Problem to solve => Rewrite the part of the records that opens with the line containing "tab-prodazhi[interactable]: Продажи (185, 151, 275, 190)" and closes with the line containing "card-icon (833, 97, 849, 109)", putting "data-row" in place of "table-row" and leaving everything else unchanged.

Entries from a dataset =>
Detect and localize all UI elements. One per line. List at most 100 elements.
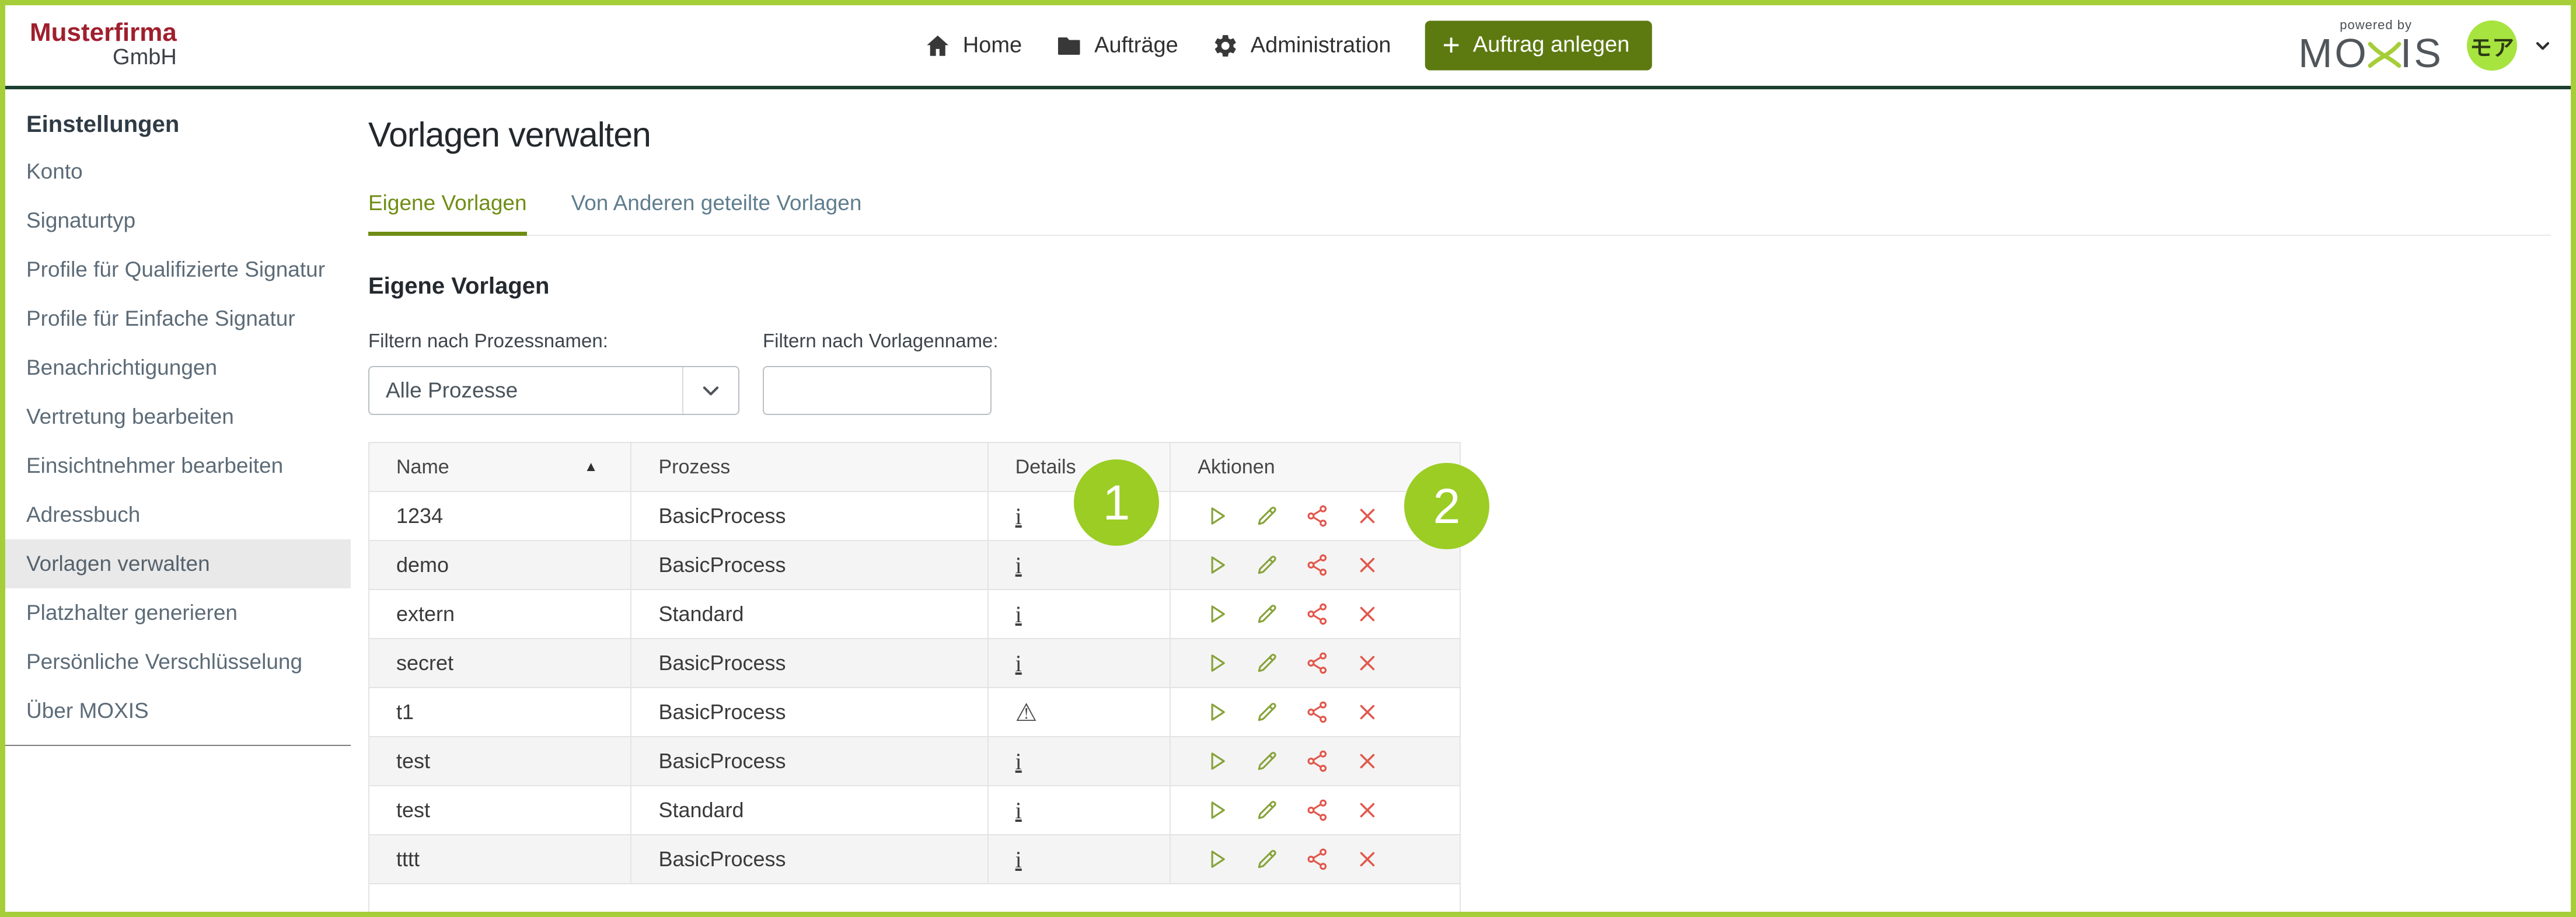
- cell-details: i: [988, 786, 1171, 835]
- share-template-icon[interactable]: [1305, 602, 1329, 626]
- folder-icon: [1056, 32, 1083, 59]
- cell-process: BasicProcess: [631, 639, 987, 688]
- delete-template-icon[interactable]: [1355, 749, 1380, 773]
- run-template-icon[interactable]: [1205, 602, 1229, 626]
- cell-process: Standard: [631, 786, 987, 835]
- cell-process: BasicProcess: [631, 541, 987, 590]
- table-row: tttt BasicProcess i: [369, 835, 1460, 884]
- run-template-icon[interactable]: [1205, 700, 1229, 724]
- info-icon[interactable]: i: [1015, 650, 1022, 677]
- content-row: Einstellungen KontoSignaturtypProfile fü…: [5, 89, 2571, 913]
- table-empty-row: [369, 884, 1460, 917]
- cell-name: secret: [369, 639, 631, 688]
- sidebar-item-adressbuch[interactable]: Adressbuch: [5, 490, 351, 539]
- cell-details: i: [988, 835, 1171, 884]
- sidebar-item-profile-f-r-qualifizierte-signatur[interactable]: Profile für Qualifizierte Signatur: [5, 245, 351, 294]
- annotation-badge-2: 2: [1404, 463, 1489, 549]
- cell-name: test: [369, 786, 631, 835]
- delete-template-icon[interactable]: [1355, 847, 1380, 871]
- nav-home[interactable]: Home: [924, 32, 1022, 59]
- user-menu-chevron-icon[interactable]: [2532, 35, 2553, 56]
- info-icon[interactable]: i: [1015, 797, 1022, 824]
- tab-geteilte-vorlagen[interactable]: Von Anderen geteilte Vorlagen: [571, 191, 862, 236]
- edit-template-icon[interactable]: [1255, 749, 1279, 773]
- sidebar-item--ber-moxis[interactable]: Über MOXIS: [5, 686, 351, 735]
- info-icon[interactable]: i: [1015, 503, 1022, 529]
- create-order-button[interactable]: + Auftrag anlegen: [1425, 21, 1652, 71]
- sidebar-item-benachrichtigungen[interactable]: Benachrichtigungen: [5, 343, 351, 392]
- column-header-name[interactable]: Name ▲: [369, 442, 631, 491]
- share-template-icon[interactable]: [1305, 553, 1329, 577]
- settings-sidebar: Einstellungen KontoSignaturtypProfile fü…: [5, 89, 351, 913]
- nav-home-label: Home: [963, 33, 1022, 58]
- cell-details: i: [988, 737, 1171, 786]
- delete-template-icon[interactable]: [1355, 504, 1380, 528]
- template-name-filter-input[interactable]: [763, 366, 992, 415]
- gear-icon: [1212, 32, 1239, 59]
- run-template-icon[interactable]: [1205, 847, 1229, 871]
- cell-process: BasicProcess: [631, 737, 987, 786]
- home-icon: [924, 32, 951, 59]
- sidebar-item-pers-nliche-verschl-sselung[interactable]: Persönliche Verschlüsselung: [5, 637, 351, 686]
- share-template-icon[interactable]: [1305, 651, 1329, 675]
- sidebar-item-signaturtyp[interactable]: Signaturtyp: [5, 196, 351, 245]
- brand-x-icon: [2366, 40, 2403, 70]
- cell-process: BasicProcess: [631, 688, 987, 737]
- sidebar-item-vorlagen-verwalten[interactable]: Vorlagen verwalten: [5, 539, 351, 588]
- moxis-wordmark-mo: MO: [2298, 33, 2369, 74]
- cell-name: 1234: [369, 491, 631, 541]
- delete-template-icon[interactable]: [1355, 651, 1380, 675]
- cell-name: extern: [369, 590, 631, 639]
- edit-template-icon[interactable]: [1255, 847, 1279, 871]
- info-icon[interactable]: i: [1015, 748, 1022, 775]
- process-filter-select[interactable]: Alle Prozesse: [368, 366, 739, 415]
- tab-bar: Eigene Vorlagen Von Anderen geteilte Vor…: [368, 191, 2551, 236]
- nav-administration[interactable]: Administration: [1212, 32, 1391, 59]
- tab-eigene-vorlagen[interactable]: Eigene Vorlagen: [368, 191, 527, 236]
- run-template-icon[interactable]: [1205, 553, 1229, 577]
- sidebar-item-vertretung-bearbeiten[interactable]: Vertretung bearbeiten: [5, 392, 351, 441]
- edit-template-icon[interactable]: [1255, 700, 1279, 724]
- share-template-icon[interactable]: [1305, 749, 1329, 773]
- delete-template-icon[interactable]: [1355, 553, 1380, 577]
- share-template-icon[interactable]: [1305, 847, 1329, 871]
- info-icon[interactable]: i: [1015, 846, 1022, 873]
- delete-template-icon[interactable]: [1355, 602, 1380, 626]
- sidebar-item-list: KontoSignaturtypProfile für Qualifiziert…: [5, 147, 351, 735]
- share-template-icon[interactable]: [1305, 700, 1329, 724]
- share-template-icon[interactable]: [1305, 798, 1329, 822]
- delete-template-icon[interactable]: [1355, 798, 1380, 822]
- edit-template-icon[interactable]: [1255, 798, 1279, 822]
- process-filter-value: Alle Prozesse: [369, 378, 682, 403]
- nav-auftraege[interactable]: Aufträge: [1056, 32, 1178, 59]
- info-icon[interactable]: i: [1015, 601, 1022, 627]
- edit-template-icon[interactable]: [1255, 602, 1279, 626]
- edit-template-icon[interactable]: [1255, 504, 1279, 528]
- table-header-row: Name ▲ Prozess Details Aktionen: [369, 442, 1460, 491]
- cell-process: BasicProcess: [631, 491, 987, 541]
- company-logo-line2: GmbH: [30, 46, 177, 68]
- share-template-icon[interactable]: [1305, 504, 1329, 528]
- run-template-icon[interactable]: [1205, 651, 1229, 675]
- sidebar-item-konto[interactable]: Konto: [5, 147, 351, 196]
- warning-icon[interactable]: ⚠: [1015, 699, 1038, 726]
- table-row: t1 BasicProcess ⚠: [369, 688, 1460, 737]
- column-header-prozess[interactable]: Prozess: [631, 442, 987, 491]
- user-avatar[interactable]: モア: [2467, 20, 2517, 71]
- edit-template-icon[interactable]: [1255, 651, 1279, 675]
- sidebar-item-platzhalter-generieren[interactable]: Platzhalter generieren: [5, 588, 351, 637]
- delete-template-icon[interactable]: [1355, 700, 1380, 724]
- cell-actions: [1170, 737, 1460, 786]
- info-icon[interactable]: i: [1015, 552, 1022, 578]
- name-filter-label: Filtern nach Vorlagenname:: [763, 330, 999, 352]
- edit-template-icon[interactable]: [1255, 553, 1279, 577]
- run-template-icon[interactable]: [1205, 798, 1229, 822]
- run-template-icon[interactable]: [1205, 504, 1229, 528]
- sidebar-item-profile-f-r-einfache-signatur[interactable]: Profile für Einfache Signatur: [5, 294, 351, 343]
- app-header: Musterfirma GmbH Home Aufträge Administr…: [5, 5, 2571, 89]
- run-template-icon[interactable]: [1205, 749, 1229, 773]
- sidebar-item-einsichtnehmer-bearbeiten[interactable]: Einsichtnehmer bearbeiten: [5, 441, 351, 490]
- moxis-wordmark: MO IS: [2298, 33, 2444, 74]
- cell-details: i: [988, 639, 1171, 688]
- process-filter-label: Filtern nach Prozessnamen:: [368, 330, 739, 352]
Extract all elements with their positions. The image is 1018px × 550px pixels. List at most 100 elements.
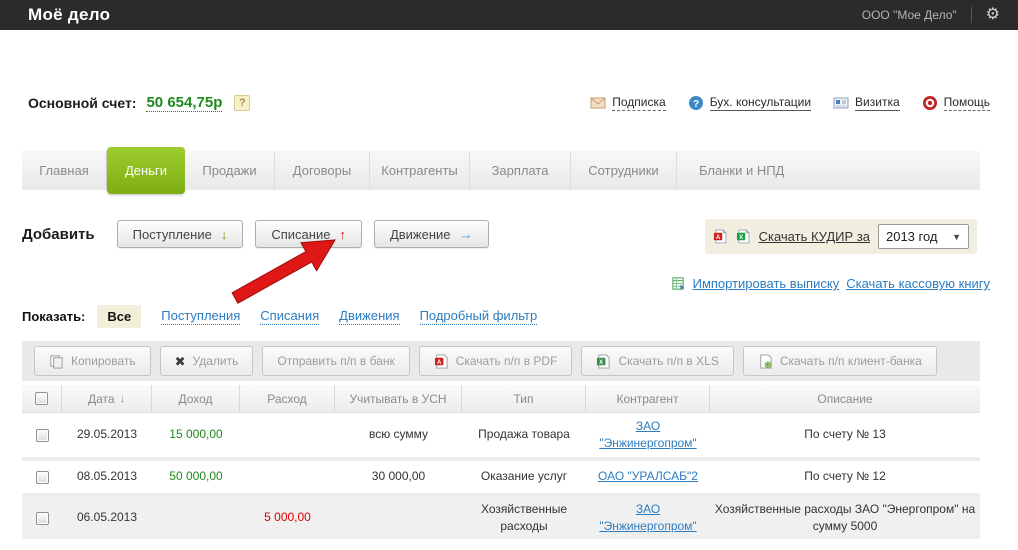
tab-prodazhi[interactable]: Продажи (185, 151, 275, 190)
add-transfer-button[interactable]: Движение → (373, 220, 489, 248)
quick-links: Подписка ? Бух. консультации Визитка Пом… (590, 95, 990, 111)
account-balance[interactable]: 50 654,75р (146, 94, 223, 112)
tab-glavnaya[interactable]: Главная (22, 151, 107, 190)
import-statement-link[interactable]: Импортировать выписку (693, 276, 840, 291)
cell-usn: всю сумму (368, 427, 429, 442)
select-all-cell (22, 385, 62, 412)
table-row[interactable]: 08.05.2013 50 000,00 30 000,00 Оказание … (22, 457, 980, 493)
svg-text:A: A (437, 358, 442, 365)
table-row[interactable]: 29.05.2013 15 000,00 всю сумму Продажа т… (22, 413, 980, 457)
account-label: Основной счет: (28, 95, 137, 111)
tab-dengi[interactable]: Деньги (107, 147, 185, 194)
company-name[interactable]: ООО "Мое Дело" (862, 8, 957, 22)
card-icon (833, 97, 849, 109)
download-xls-button[interactable]: X Скачать п/п в XLS (581, 346, 734, 376)
lifebuoy-icon (922, 96, 937, 110)
header-contractor[interactable]: Контрагент (586, 385, 710, 412)
sort-desc-icon: ↓ (119, 392, 126, 405)
accounting-consult-label: Бух. консультации (709, 95, 812, 111)
gear-icon[interactable]: ⚙ (986, 7, 1000, 23)
kudir-year-select[interactable]: 2013 год ▼ (877, 224, 969, 249)
download-pdf-label: Скачать п/п в PDF (455, 354, 558, 368)
cell-usn: 30 000,00 (371, 469, 426, 484)
cell-income: 15 000,00 (169, 427, 223, 442)
add-income-button[interactable]: Поступление ↓ (116, 220, 244, 248)
arrow-down-icon: ↓ (220, 226, 228, 242)
download-kudir-link[interactable]: Скачать КУДИР за (759, 229, 870, 244)
kudir-year-value: 2013 год (885, 229, 938, 244)
question-bubble-icon: ? (688, 96, 703, 110)
import-statement-icon (672, 277, 684, 291)
filter-transfers[interactable]: Движения (339, 308, 400, 325)
header-income[interactable]: Доход (152, 385, 240, 412)
chevron-down-icon: ▼ (952, 231, 961, 242)
send-to-bank-label: Отправить п/п в банк (277, 354, 395, 368)
contractor-link[interactable]: ЗАО "Энжинергопром" (586, 501, 710, 536)
header-type[interactable]: Тип (462, 385, 586, 412)
arrow-right-icon: → (459, 226, 473, 242)
cell-description: По счету № 12 (804, 469, 886, 484)
copy-label: Копировать (71, 354, 136, 368)
header-description[interactable]: Описание (710, 385, 980, 412)
cell-date: 06.05.2013 (76, 510, 138, 525)
row-checkbox[interactable] (35, 428, 49, 442)
download-xls-label: Скачать п/п в XLS (618, 354, 719, 368)
header-date[interactable]: Дата ↓ (62, 385, 152, 412)
copy-button[interactable]: Копировать (34, 346, 151, 376)
tab-dogovory[interactable]: Договоры (275, 151, 370, 190)
business-card-label: Визитка (855, 95, 900, 111)
cell-description: По счету № 13 (804, 427, 886, 442)
help-label: Помощь (943, 95, 990, 111)
cash-book-link[interactable]: Скачать кассовую книгу (846, 276, 990, 291)
tab-blanki-npd[interactable]: Бланки и НПД (677, 151, 980, 190)
download-pdf-button[interactable]: A Скачать п/п в PDF (418, 346, 573, 376)
header-usn[interactable]: Учитывать в УСН (335, 385, 462, 412)
filter-incomes[interactable]: Поступления (161, 308, 241, 325)
filter-all[interactable]: Все (97, 305, 142, 328)
cell-date: 08.05.2013 (76, 469, 138, 484)
balance-help-icon[interactable]: ? (234, 95, 251, 111)
pdf-icon: A (434, 353, 448, 369)
cell-type: Хозяйственные расходы (480, 501, 568, 533)
cell-date: 29.05.2013 (76, 427, 138, 442)
pdf-file-icon[interactable]: A (713, 229, 728, 244)
help-link[interactable]: Помощь (922, 95, 990, 111)
account-row: Основной счет: 50 654,75р ? Подписка ? Б… (28, 92, 990, 114)
row-checkbox[interactable] (35, 470, 49, 484)
add-section: Добавить Поступление ↓ Списание ↑ Движен… (22, 220, 501, 248)
filter-label: Показать: (22, 309, 86, 324)
cell-type: Продажа товара (478, 427, 570, 442)
delete-icon: ✖ (174, 353, 186, 369)
actions-toolbar: Копировать ✖ Удалить Отправить п/п в бан… (22, 341, 980, 381)
delete-button[interactable]: ✖ Удалить (159, 346, 254, 376)
topbar: Моё дело ООО "Мое Дело" ⚙ (0, 0, 1018, 30)
filter-detailed[interactable]: Подробный фильтр (419, 308, 538, 325)
secondary-links-row: Импортировать выписку Скачать кассовую к… (671, 276, 990, 291)
contractor-link[interactable]: ОАО "УРАЛСАБ"2 (598, 468, 698, 485)
accounting-consult-link[interactable]: ? Бух. консультации (688, 95, 812, 111)
kudir-download-box: A X Скачать КУДИР за 2013 год ▼ (705, 219, 977, 254)
subscription-label: Подписка (612, 95, 666, 111)
download-client-bank-button[interactable]: Скачать п/п клиент-банка (742, 346, 937, 376)
filter-expenses[interactable]: Списания (260, 308, 320, 325)
send-to-bank-button[interactable]: Отправить п/п в банк (262, 346, 410, 376)
subscription-link[interactable]: Подписка (590, 95, 666, 111)
add-expense-button[interactable]: Списание ↑ (255, 220, 362, 248)
download-client-bank-label: Скачать п/п клиент-банка (779, 354, 922, 368)
xls-icon: X (597, 353, 611, 369)
operations-table: Дата ↓ Доход Расход Учитывать в УСН Тип … (22, 385, 980, 539)
excel-file-icon[interactable]: X (736, 229, 751, 244)
table-row[interactable]: 06.05.2013 5 000,00 Хозяйственные расход… (22, 493, 980, 539)
tab-kontragenty[interactable]: Контрагенты (370, 151, 470, 190)
tab-sotrudniki[interactable]: Сотрудники (571, 151, 677, 190)
header-expense[interactable]: Расход (240, 385, 335, 412)
select-all-checkbox[interactable] (35, 392, 48, 405)
business-card-link[interactable]: Визитка (833, 95, 900, 111)
tab-zarplata[interactable]: Зарплата (470, 151, 571, 190)
cell-expense: 5 000,00 (264, 510, 311, 525)
delete-label: Удалить (192, 354, 239, 368)
contractor-link[interactable]: ЗАО "Энжинергопром" (586, 418, 710, 453)
client-bank-file-icon (760, 353, 772, 369)
envelope-icon (590, 97, 606, 109)
row-checkbox[interactable] (35, 511, 49, 525)
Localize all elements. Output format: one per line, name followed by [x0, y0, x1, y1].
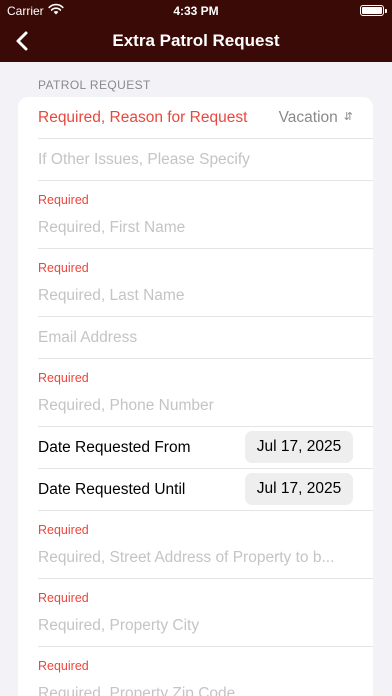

Task answer =>
tab-prodazhi[interactable]: Продажи (185, 151, 275, 190)
add-transfer-button[interactable]: Движение → (373, 220, 489, 248)
quick-links: Подписка ? Бух. консультации Визитка Пом… (590, 95, 990, 111)
account-balance[interactable]: 50 654,75р (146, 94, 223, 112)
tab-glavnaya[interactable]: Главная (22, 151, 107, 190)
import-statement-link[interactable]: Импортировать выписку (693, 276, 840, 291)
cell-usn: всю сумму (368, 427, 429, 442)
select-all-cell (22, 385, 62, 412)
data-row[interactable]: 08.05.2013 50 000,00 30 000,00 Оказание … (22, 457, 980, 493)
svg-text:A: A (437, 358, 442, 365)
data-row[interactable]: 29.05.2013 15 000,00 всю сумму Продажа т… (22, 413, 980, 457)
account-label: Основной счет: (28, 95, 137, 111)
tab-dengi[interactable]: Деньги (107, 147, 185, 194)
company-name[interactable]: ООО "Мое Дело" (862, 8, 957, 22)
card-icon (833, 97, 849, 109)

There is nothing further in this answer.